───── Data provided ─────

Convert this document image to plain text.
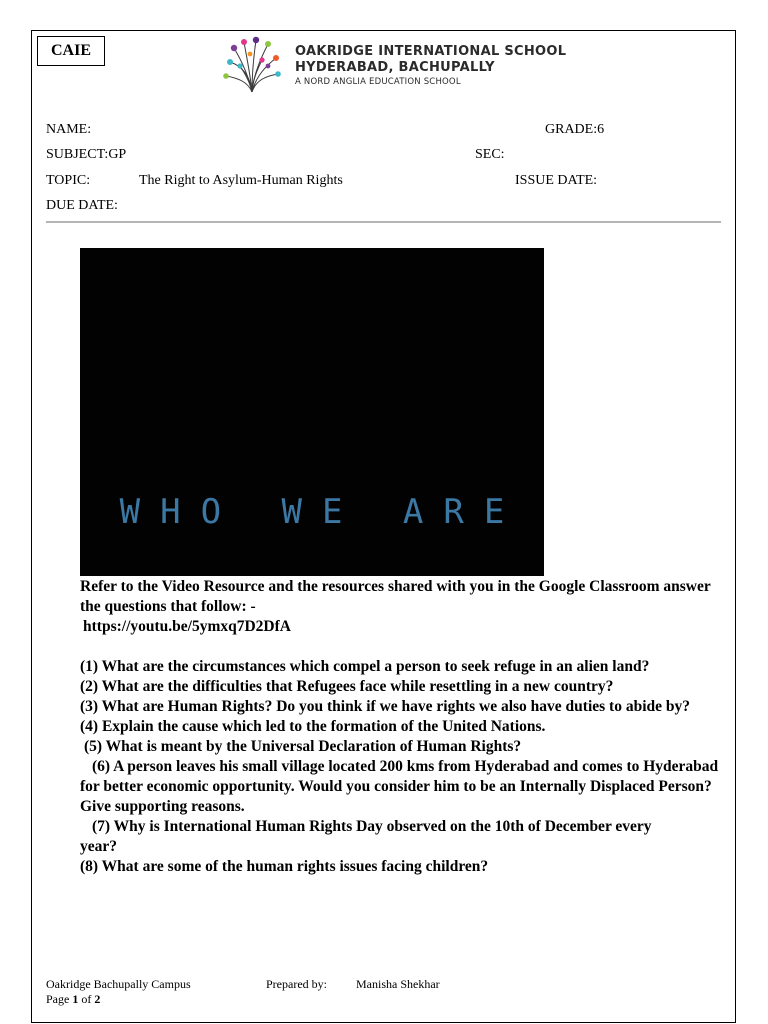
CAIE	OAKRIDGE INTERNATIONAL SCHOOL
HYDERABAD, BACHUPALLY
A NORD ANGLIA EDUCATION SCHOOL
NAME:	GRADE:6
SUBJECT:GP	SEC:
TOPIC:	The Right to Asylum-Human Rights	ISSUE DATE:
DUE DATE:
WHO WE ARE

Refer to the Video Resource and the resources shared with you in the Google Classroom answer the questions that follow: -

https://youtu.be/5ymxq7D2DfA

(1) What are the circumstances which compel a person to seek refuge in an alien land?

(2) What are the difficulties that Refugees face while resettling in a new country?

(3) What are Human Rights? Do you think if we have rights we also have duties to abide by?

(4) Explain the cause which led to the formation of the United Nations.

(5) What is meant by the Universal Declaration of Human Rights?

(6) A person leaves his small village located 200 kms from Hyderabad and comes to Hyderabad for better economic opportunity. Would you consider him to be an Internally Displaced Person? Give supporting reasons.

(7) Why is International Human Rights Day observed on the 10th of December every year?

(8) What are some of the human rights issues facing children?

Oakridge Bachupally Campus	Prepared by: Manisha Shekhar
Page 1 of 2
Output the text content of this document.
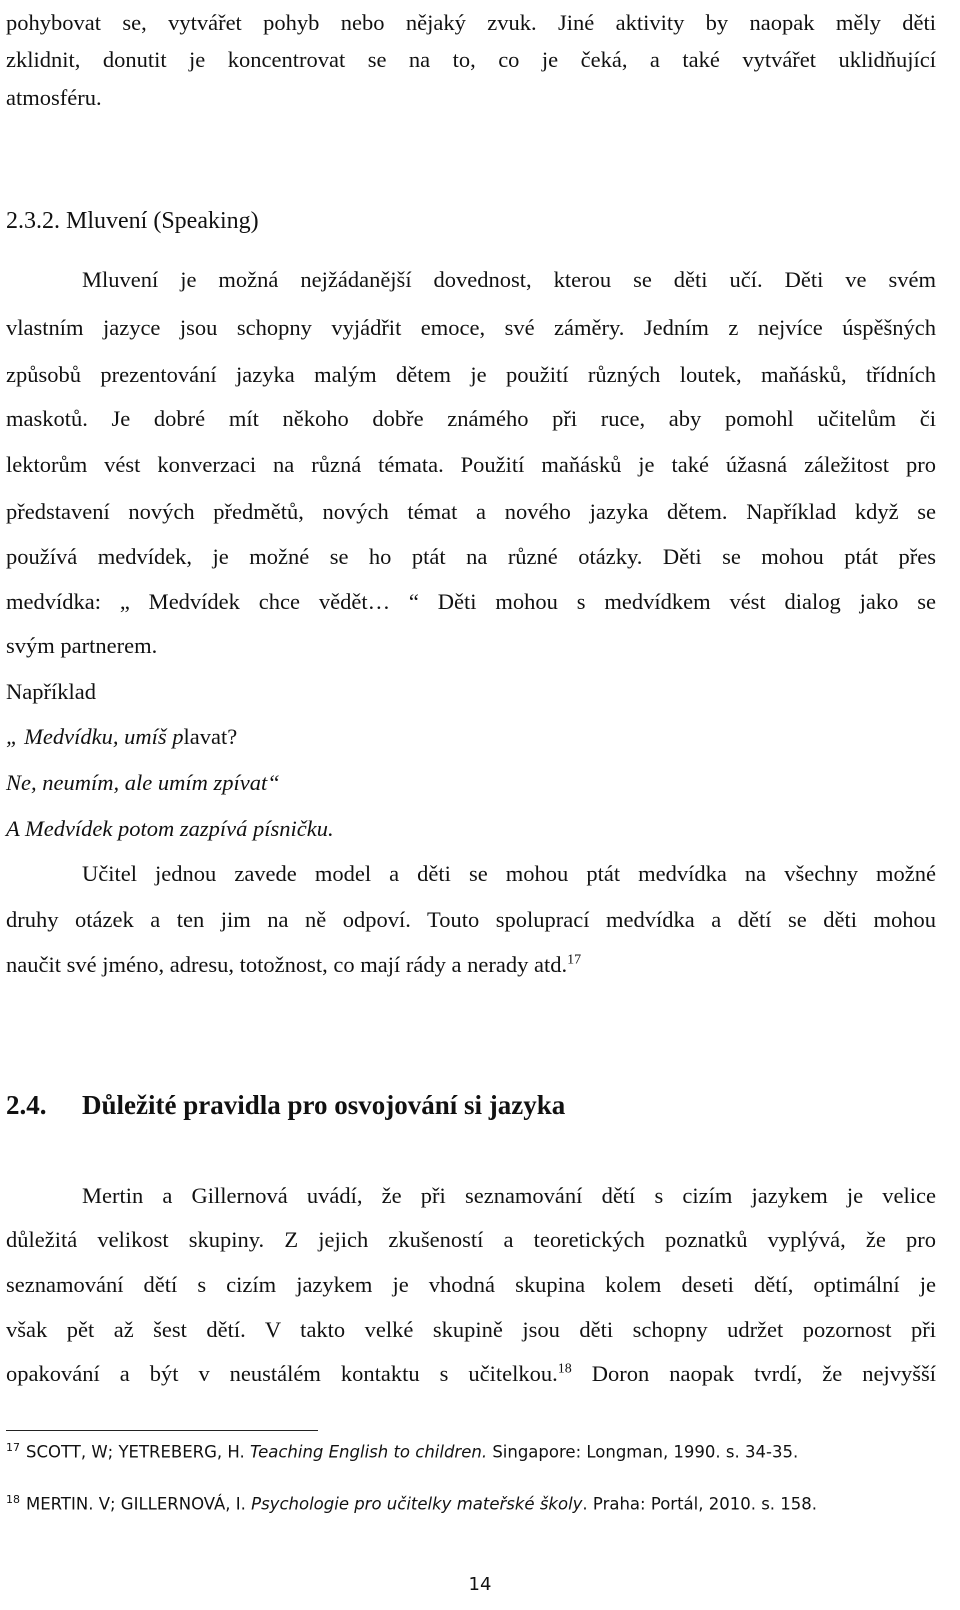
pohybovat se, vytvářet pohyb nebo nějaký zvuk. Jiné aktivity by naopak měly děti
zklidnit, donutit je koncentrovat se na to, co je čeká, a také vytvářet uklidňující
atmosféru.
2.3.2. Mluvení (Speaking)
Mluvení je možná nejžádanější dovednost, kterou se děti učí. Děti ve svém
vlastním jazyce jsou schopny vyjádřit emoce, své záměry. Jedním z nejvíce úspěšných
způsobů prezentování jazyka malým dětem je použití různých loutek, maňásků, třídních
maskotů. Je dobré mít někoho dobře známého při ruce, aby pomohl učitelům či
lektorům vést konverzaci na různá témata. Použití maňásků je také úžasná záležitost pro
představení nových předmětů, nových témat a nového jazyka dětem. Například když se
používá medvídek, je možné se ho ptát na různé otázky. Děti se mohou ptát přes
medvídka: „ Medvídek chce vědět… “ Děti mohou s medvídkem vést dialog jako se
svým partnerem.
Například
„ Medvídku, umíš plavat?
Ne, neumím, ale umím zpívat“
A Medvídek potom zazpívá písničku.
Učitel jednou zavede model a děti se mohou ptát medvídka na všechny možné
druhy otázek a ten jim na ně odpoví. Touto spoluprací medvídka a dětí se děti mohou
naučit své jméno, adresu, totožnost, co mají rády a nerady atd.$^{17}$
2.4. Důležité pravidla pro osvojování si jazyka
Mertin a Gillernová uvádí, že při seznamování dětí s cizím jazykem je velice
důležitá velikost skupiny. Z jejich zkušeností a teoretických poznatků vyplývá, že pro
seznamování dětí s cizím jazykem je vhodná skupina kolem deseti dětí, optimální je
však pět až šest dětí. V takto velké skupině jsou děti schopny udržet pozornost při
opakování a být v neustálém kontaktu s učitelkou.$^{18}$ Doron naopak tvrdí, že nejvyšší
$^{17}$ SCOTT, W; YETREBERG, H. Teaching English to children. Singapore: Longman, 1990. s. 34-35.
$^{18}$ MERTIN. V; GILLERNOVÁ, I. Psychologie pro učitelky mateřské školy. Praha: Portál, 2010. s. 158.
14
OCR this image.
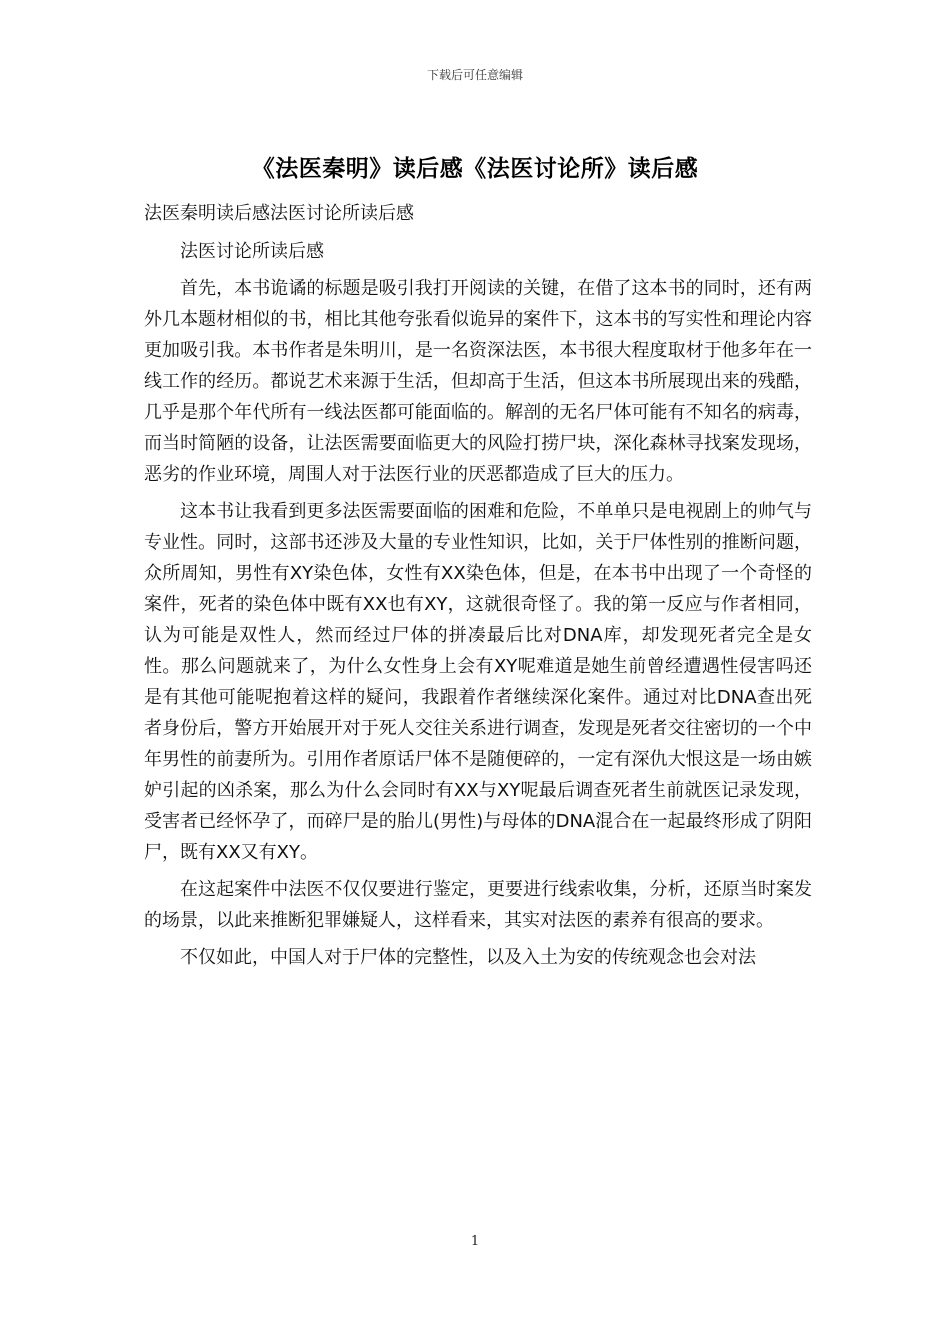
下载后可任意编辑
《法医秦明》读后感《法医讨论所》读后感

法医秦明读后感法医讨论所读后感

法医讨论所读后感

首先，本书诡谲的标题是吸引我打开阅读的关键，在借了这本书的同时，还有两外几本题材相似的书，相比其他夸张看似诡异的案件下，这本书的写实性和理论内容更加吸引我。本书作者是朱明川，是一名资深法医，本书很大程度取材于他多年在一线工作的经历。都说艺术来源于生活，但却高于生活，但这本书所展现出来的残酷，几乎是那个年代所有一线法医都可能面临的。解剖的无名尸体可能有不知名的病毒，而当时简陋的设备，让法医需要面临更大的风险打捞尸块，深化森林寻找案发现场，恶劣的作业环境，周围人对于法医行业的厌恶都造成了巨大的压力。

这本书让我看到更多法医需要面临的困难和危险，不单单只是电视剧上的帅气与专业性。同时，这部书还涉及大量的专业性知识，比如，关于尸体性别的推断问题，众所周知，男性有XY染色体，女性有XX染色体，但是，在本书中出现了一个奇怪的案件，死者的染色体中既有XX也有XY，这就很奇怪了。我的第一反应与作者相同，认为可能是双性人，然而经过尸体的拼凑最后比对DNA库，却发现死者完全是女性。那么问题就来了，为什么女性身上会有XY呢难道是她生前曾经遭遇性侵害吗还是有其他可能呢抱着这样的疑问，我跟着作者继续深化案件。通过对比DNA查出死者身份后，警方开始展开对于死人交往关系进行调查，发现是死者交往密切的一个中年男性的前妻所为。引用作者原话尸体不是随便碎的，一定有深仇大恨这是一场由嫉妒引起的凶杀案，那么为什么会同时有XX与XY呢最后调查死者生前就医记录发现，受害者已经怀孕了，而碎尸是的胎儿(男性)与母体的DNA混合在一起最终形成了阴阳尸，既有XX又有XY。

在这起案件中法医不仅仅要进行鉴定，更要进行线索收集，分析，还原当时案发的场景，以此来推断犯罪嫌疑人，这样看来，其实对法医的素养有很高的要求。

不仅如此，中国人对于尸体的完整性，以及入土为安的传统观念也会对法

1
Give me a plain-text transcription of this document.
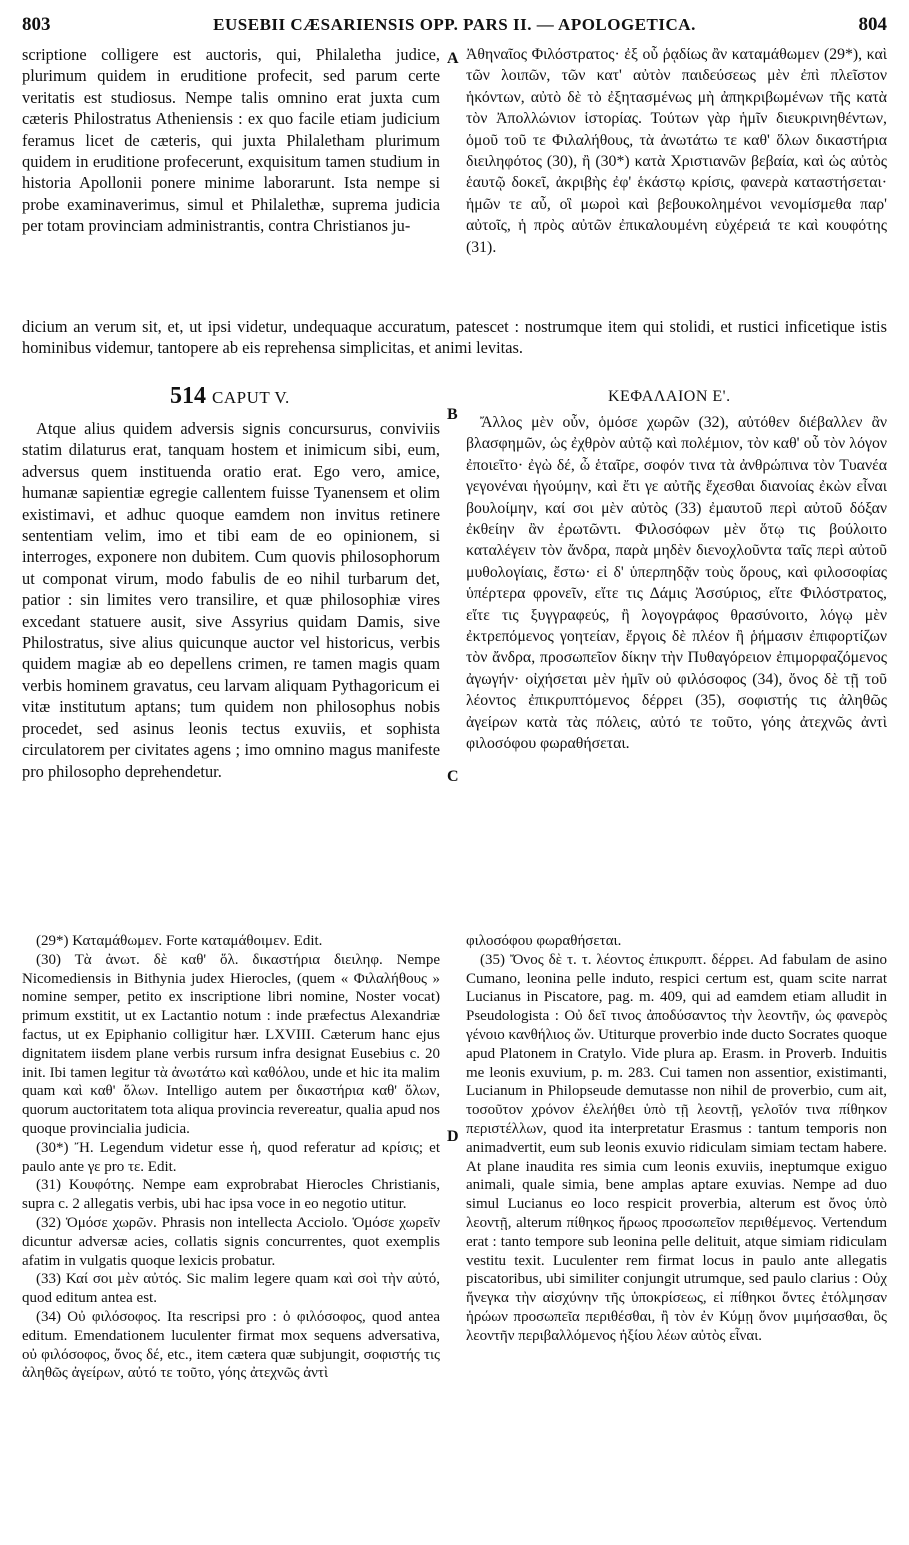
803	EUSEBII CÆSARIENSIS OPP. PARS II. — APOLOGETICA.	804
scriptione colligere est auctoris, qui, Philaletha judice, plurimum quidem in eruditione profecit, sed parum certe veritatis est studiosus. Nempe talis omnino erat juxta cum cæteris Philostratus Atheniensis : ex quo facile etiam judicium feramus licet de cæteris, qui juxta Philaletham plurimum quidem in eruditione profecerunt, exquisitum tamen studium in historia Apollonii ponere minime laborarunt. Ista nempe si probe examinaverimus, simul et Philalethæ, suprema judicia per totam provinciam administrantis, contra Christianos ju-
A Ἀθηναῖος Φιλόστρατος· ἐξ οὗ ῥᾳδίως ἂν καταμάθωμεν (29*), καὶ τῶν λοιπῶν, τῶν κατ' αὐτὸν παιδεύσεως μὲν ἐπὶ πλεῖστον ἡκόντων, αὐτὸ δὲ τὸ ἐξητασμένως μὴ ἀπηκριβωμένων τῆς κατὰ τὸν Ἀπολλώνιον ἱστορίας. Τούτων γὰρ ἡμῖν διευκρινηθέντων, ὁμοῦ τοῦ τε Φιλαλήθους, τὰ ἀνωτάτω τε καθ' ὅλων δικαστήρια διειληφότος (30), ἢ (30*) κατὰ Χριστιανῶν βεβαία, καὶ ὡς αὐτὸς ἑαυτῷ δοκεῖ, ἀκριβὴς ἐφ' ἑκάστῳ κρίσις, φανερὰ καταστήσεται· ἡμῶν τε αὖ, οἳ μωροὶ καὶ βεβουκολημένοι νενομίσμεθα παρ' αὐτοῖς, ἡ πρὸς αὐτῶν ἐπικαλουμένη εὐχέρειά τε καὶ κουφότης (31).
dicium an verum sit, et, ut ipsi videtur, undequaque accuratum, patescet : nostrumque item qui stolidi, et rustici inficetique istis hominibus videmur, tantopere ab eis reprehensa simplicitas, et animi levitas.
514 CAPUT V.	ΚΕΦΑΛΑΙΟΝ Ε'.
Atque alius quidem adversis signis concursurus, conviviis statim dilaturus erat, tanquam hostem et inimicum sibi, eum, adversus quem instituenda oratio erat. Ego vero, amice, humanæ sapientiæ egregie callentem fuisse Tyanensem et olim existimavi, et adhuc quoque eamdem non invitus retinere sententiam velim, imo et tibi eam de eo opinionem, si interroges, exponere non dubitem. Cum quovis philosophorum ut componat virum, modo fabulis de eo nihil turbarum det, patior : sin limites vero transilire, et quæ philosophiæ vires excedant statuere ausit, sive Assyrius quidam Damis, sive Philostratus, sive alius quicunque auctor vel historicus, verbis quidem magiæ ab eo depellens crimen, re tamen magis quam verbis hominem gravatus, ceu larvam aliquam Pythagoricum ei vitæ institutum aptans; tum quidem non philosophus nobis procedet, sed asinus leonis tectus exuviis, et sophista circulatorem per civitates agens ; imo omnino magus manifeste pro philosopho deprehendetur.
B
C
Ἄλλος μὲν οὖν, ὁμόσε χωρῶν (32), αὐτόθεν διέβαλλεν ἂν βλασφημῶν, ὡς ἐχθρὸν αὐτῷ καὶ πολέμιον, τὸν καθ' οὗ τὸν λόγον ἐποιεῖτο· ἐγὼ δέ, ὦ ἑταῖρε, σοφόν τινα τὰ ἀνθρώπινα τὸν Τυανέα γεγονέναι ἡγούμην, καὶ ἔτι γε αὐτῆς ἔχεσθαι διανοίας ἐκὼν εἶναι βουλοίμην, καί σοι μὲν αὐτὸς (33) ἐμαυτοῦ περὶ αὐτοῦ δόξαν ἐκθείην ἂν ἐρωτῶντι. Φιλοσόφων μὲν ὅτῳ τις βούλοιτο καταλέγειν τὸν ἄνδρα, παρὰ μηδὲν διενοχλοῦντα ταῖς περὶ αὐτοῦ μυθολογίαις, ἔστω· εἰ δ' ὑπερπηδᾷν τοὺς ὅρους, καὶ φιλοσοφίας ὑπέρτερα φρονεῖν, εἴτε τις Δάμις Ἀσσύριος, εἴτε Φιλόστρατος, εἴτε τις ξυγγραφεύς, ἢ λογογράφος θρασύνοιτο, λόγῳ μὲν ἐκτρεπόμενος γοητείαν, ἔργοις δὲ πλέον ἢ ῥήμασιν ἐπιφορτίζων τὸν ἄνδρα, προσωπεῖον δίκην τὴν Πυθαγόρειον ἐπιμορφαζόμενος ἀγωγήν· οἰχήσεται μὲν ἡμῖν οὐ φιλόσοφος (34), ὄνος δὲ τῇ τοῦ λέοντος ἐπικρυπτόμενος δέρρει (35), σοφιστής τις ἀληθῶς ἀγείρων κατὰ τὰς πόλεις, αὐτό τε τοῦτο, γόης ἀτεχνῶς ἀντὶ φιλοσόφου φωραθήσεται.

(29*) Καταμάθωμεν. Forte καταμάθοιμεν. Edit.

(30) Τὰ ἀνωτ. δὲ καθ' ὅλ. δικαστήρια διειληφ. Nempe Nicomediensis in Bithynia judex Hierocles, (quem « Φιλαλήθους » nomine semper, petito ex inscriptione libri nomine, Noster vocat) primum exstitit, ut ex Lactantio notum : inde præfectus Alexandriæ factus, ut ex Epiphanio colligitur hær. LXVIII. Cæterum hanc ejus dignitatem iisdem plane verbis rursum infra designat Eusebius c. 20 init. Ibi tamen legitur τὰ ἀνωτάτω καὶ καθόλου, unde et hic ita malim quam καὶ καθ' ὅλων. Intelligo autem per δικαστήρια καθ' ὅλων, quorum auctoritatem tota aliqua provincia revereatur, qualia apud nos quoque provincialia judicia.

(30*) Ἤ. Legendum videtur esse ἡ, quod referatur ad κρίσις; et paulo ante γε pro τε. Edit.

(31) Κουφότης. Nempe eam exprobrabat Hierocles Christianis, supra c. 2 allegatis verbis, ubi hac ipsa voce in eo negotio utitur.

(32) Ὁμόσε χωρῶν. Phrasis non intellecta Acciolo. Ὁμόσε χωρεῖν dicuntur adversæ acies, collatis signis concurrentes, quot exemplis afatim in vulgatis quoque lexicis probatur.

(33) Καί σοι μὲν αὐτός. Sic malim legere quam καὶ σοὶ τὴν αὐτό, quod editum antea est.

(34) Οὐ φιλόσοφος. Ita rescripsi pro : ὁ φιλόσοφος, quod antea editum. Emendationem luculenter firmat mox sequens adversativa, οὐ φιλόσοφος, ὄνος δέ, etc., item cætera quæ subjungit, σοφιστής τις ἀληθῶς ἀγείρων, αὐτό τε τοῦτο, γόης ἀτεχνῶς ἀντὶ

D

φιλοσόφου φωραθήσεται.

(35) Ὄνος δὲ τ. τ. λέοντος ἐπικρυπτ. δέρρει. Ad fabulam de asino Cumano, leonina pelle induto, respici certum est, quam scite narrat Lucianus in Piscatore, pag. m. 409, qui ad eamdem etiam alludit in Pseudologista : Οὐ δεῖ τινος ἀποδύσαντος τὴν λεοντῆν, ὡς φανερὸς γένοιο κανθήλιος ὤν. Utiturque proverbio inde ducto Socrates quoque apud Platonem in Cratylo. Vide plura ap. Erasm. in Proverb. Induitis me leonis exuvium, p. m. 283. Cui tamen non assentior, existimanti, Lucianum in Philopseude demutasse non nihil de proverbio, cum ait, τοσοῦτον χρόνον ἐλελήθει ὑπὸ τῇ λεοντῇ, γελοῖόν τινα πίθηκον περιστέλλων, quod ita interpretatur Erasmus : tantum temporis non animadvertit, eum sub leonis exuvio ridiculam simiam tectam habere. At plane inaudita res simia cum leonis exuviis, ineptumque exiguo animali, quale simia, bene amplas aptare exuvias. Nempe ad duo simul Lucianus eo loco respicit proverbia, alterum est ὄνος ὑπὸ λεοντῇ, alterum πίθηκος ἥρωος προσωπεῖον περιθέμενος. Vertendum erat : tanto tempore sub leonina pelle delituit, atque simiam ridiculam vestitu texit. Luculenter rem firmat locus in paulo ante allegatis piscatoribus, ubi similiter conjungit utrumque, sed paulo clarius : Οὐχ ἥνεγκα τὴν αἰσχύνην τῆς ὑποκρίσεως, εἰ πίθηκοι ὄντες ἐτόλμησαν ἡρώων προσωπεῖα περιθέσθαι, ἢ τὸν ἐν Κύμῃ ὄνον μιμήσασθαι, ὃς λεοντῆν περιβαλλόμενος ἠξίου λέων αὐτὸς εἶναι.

─────

> _Your objective_: Return each line that includes "person".

> _Result of the exercise_:
(1) What are the circumstances which compel a person to seek refuge in an alien land?
(6) A person leaves his small village located 200 kms from Hyderabad and comes to Hyderabad for better economic opportunity. Would you consider him to be an Internally Displaced Person? Give supporting reasons.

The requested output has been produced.